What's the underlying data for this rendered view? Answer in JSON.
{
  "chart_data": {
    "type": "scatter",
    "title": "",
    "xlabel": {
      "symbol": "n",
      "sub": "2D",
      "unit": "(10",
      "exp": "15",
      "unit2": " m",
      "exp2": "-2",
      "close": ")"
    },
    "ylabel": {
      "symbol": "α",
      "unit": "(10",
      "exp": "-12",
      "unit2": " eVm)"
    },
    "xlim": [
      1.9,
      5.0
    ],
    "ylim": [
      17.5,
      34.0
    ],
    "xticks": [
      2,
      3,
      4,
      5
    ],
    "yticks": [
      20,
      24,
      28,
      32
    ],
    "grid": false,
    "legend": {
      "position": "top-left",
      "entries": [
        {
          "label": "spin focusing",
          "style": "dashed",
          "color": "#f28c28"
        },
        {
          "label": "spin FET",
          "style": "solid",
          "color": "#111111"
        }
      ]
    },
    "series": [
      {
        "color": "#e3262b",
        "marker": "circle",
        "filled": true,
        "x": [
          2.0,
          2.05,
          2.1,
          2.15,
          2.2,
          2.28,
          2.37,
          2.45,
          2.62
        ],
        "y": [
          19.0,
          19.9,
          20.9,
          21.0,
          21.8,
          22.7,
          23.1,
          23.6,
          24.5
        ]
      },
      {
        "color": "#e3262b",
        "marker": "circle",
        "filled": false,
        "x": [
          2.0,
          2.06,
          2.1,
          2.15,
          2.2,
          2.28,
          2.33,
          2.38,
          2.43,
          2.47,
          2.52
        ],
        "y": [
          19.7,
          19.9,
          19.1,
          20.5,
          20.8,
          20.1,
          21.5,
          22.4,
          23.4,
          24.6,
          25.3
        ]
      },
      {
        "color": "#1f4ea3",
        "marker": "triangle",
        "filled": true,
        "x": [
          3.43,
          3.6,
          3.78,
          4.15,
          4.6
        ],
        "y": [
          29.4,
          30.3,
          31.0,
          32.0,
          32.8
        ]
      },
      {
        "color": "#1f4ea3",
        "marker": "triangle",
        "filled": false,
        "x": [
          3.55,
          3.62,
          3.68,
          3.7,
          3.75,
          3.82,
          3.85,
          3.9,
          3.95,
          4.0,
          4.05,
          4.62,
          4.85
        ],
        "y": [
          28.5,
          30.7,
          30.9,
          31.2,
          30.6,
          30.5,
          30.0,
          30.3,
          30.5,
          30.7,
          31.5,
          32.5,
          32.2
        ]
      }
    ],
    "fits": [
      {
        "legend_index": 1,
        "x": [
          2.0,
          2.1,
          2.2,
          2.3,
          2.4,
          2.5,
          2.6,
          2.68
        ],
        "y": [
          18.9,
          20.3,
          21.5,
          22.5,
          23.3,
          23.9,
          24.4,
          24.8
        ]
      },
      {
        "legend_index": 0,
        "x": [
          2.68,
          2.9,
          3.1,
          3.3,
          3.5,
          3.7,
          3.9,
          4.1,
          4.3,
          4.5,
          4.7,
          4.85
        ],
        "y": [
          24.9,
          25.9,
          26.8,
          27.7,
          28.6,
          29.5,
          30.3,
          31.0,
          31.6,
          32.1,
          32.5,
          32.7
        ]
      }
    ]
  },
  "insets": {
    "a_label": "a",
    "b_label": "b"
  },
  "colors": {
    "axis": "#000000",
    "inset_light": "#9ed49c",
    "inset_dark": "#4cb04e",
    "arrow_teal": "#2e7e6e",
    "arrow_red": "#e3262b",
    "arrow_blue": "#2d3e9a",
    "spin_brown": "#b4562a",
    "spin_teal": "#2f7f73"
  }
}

- Given task -
Restate the whole listing exactly, leaving out nothing.

- Output for this exercise -
What's the underlying data for this rendered view? Answer in JSON.
{
  "chart_data": {
    "type": "scatter",
    "title": "",
    "xlabel": {
      "symbol": "n",
      "sub": "2D",
      "unit": "(10",
      "exp": "15",
      "unit2": " m",
      "exp2": "-2",
      "close": ")"
    },
    "ylabel": {
      "symbol": "α",
      "unit": "(10",
      "exp": "-12",
      "unit2": " eVm)"
    },
    "xlim": [
      1.9,
      5.0
    ],
    "ylim": [
      17.5,
      34.0
    ],
    "xticks": [
      2,
      3,
      4,
      5
    ],
    "yticks": [
      20,
      24,
      28,
      32
    ],
    "grid": false,
    "legend": {
      "position": "top-left",
      "entries": [
        {
          "label": "spin focusing",
          "style": "dashed",
          "color": "#f28c28"
        },
        {
          "label": "spin FET",
          "style": "solid",
          "color": "#111111"
        }
      ]
    },
    "series": [
      {
        "color": "#e3262b",
        "marker": "circle",
        "filled": true,
        "x": [
          2.0,
          2.05,
          2.1,
          2.15,
          2.2,
          2.28,
          2.37,
          2.45,
          2.62
        ],
        "y": [
          19.0,
          19.9,
          20.9,
          21.0,
          21.8,
          22.7,
          23.1,
          23.6,
          24.5
        ]
      },
      {
        "color": "#e3262b",
        "marker": "circle",
        "filled": false,
        "x": [
          2.0,
          2.06,
          2.1,
          2.15,
          2.2,
          2.28,
          2.33,
          2.38,
          2.43,
          2.47,
          2.52
        ],
        "y": [
          19.7,
          19.9,
          19.1,
          20.5,
          20.8,
          20.1,
          21.5,
          22.4,
          23.4,
          24.6,
          25.3
        ]
      },
      {
        "color": "#1f4ea3",
        "marker": "triangle",
        "filled": true,
        "x": [
          3.43,
          3.6,
          3.78,
          4.15,
          4.6
        ],
        "y": [
          29.4,
          30.3,
          31.0,
          32.0,
          32.8
        ]
      },
      {
        "color": "#1f4ea3",
        "marker": "triangle",
        "filled": false,
        "x": [
          3.55,
          3.62,
          3.68,
          3.7,
          3.75,
          3.82,
          3.85,
          3.9,
          3.95,
          4.0,
          4.05,
          4.62,
          4.85
        ],
        "y": [
          28.5,
          30.7,
          30.9,
          31.2,
          30.6,
          30.5,
          30.0,
          30.3,
          30.5,
          30.7,
          31.5,
          32.5,
          32.2
        ]
      }
    ],
    "fits": [
      {
        "legend_index": 1,
        "x": [
          2.0,
          2.1,
          2.2,
          2.3,
          2.4,
          2.5,
          2.6,
          2.68
        ],
        "y": [
          18.9,
          20.3,
          21.5,
          22.5,
          23.3,
          23.9,
          24.4,
          24.8
        ]
      },
      {
        "legend_index": 0,
        "x": [
          2.68,
          2.9,
          3.1,
          3.3,
          3.5,
          3.7,
          3.9,
          4.1,
          4.3,
          4.5,
          4.7,
          4.85
        ],
        "y": [
          24.9,
          25.9,
          26.8,
          27.7,
          28.6,
          29.5,
          30.3,
          31.0,
          31.6,
          32.1,
          32.5,
          32.7
        ]
      }
    ]
  },
  "insets": {
    "a_label": "a",
    "b_label": "b"
  },
  "colors": {
    "axis": "#000000",
    "inset_light": "#9ed49c",
    "inset_dark": "#4cb04e",
    "arrow_teal": "#2e7e6e",
    "arrow_red": "#e3262b",
    "arrow_blue": "#2d3e9a",
    "spin_brown": "#b4562a",
    "spin_teal": "#2f7f73"
  }
}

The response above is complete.